Comprueba tu comprensión:
a. Responde estas preguntas a partir del texto sobre Antoñete:
(i) ¿Cómo se llamaba el toro que lució la divisa de Garzón?
(ii) ¿Quién ocupó el lugar de Curro Romero?
(iii) ¿En qué se basaba el toreo de Antoñete?
b. Traduce al inglés esta oración del texto sobre Antoñete: "Antoñete, con su toreo basado en la distancia, pureza y verdad, volvía a ser el rey de Madrid."
c. Retoma el texto sobre Antoñete y continúalo a partir de su última oración.

··· Texto de origen

Su mechón blanco ya cubría casi que toda su cabellera. Su cuerpo dejaba ver que los años de juventud estaban atrás y ahora daban paso a la madurez cercana a la vejez. Sería un milagro que con más de 50 años, casi sin poder mover sus piernas, la puerta grande del toreo volviera a abrírsele de par en par.

Pero el milagro llegó. Vino de la mano, o mejor, de las embestidas de Danzarín, un toro que lució la divisa de Garzón. El colombiano Jairo Antonio Castro, que confirmaba su alternativa, fue testigo de aquel milagro. Mientras Curro Romero, el gran amigo, pero también gran rival de Chenel, se había lesionado y prefirió no presenciar el suceso, y le dejó el lugar al también sevillano José Antonio Campuzano.

Antoñete, con su toreo basado en la distancia, pureza y verdad, volvía a ser el rey de Madrid. Los gritos de ¡torero, torero!, retumbaban de nuevo.

······
··· Líneas de datos

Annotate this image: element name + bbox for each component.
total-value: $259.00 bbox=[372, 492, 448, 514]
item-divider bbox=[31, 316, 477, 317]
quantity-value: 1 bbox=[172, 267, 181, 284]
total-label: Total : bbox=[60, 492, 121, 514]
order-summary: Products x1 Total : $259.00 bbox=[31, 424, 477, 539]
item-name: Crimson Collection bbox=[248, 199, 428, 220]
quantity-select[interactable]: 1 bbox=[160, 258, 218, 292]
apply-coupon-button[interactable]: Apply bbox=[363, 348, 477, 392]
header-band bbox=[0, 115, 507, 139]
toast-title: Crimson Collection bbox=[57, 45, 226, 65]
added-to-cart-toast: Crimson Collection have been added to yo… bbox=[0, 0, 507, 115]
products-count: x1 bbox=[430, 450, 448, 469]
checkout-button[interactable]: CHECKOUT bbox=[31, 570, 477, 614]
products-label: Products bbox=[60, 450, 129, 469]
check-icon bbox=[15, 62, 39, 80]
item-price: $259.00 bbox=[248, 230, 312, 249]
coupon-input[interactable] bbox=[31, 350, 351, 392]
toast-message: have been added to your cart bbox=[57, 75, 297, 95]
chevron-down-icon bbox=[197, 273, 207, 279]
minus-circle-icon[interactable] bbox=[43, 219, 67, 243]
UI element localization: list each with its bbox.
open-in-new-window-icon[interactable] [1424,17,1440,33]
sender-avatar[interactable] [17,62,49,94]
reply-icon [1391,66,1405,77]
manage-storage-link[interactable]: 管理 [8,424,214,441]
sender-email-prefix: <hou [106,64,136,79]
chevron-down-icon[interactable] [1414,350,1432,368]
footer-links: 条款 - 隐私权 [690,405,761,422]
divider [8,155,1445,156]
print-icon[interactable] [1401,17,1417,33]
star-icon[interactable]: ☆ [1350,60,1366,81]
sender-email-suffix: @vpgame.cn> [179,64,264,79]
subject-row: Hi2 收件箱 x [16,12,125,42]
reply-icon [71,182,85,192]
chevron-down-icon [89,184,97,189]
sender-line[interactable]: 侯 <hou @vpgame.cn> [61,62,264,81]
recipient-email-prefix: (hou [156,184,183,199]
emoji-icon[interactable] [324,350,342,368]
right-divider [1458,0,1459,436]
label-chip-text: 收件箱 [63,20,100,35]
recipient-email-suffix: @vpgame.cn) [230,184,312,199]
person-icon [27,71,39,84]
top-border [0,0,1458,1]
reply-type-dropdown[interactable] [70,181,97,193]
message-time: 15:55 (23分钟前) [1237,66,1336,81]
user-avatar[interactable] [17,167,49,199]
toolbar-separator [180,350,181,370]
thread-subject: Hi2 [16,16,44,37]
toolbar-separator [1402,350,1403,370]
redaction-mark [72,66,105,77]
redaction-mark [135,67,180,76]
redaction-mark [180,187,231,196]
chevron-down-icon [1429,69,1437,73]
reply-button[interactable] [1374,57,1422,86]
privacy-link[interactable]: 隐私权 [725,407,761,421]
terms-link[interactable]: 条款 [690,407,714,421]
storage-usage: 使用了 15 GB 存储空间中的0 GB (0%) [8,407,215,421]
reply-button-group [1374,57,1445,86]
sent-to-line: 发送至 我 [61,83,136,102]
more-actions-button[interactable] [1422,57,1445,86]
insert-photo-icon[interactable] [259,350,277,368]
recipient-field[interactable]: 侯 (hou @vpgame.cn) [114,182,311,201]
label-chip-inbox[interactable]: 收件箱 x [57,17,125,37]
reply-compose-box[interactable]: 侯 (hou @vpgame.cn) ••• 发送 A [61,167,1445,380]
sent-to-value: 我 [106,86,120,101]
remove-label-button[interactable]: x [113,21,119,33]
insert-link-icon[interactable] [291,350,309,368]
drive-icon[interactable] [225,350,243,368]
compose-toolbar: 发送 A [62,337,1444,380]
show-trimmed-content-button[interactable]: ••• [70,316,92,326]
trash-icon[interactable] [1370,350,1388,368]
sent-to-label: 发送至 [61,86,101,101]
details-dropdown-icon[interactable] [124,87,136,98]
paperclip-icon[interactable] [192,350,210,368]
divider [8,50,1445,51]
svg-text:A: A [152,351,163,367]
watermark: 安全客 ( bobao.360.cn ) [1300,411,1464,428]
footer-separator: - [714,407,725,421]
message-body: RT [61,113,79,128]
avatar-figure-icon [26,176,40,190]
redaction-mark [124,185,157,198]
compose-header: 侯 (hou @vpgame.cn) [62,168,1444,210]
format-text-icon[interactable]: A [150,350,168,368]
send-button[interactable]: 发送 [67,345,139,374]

······

Resultados por tarea:
a.
(i) Danzarín.
(ii) El sevillano José Antonio Campuzano.
(iii) En la distancia, la pureza y la verdad.

b. Antoñete, with his bullfighting based on distance, purity, and truth, was once again the king of Madrid.

c.
En esa nueve época, la tercera como figura del toreo, Antoñete aceptó torear mucho, incluso en plazas americanas. Aprovechando su nuevo periplo por Venezuela, apareció en Bogotá el 8 de diciembre de ese 1982. En la plaza de Santamaría, no sólo le concedía la alternativa a un bogotano de 17 años, de nombre César Rincón, sino que ese día -aunque en su momento pocos lo advirtieran- le entregaba su testimonio y lo señalaba como su heredero.

Nueve años después, con la mismas fórmula, la misma tauromaquia de Antoñete, el mismo conocimiento de las distancias y los terrenos, pero con un aire más épico, el colombiano Rincón se hacía el nuevo rey de Madrid.

El milagro eterno

Pero el milagro llamado Antoñete perduró, contra el paso del tiempo, y contra todo pronóstico. En los años 90 toreaba esporádicamente, cuando le venía en gana, o mejor, cuando su espíritu necesitaba desafiar todas las leyes de la física, sin importar que con más de 60 años se jugara la vida ante toros de media tonelada de peso.

Ya no tenía los mismos reflejos, el mismo estado físico. Ya las faenas no duraban diez minutos. Pero los tres o cuatro que permanecía en la cara del toro eran eternos.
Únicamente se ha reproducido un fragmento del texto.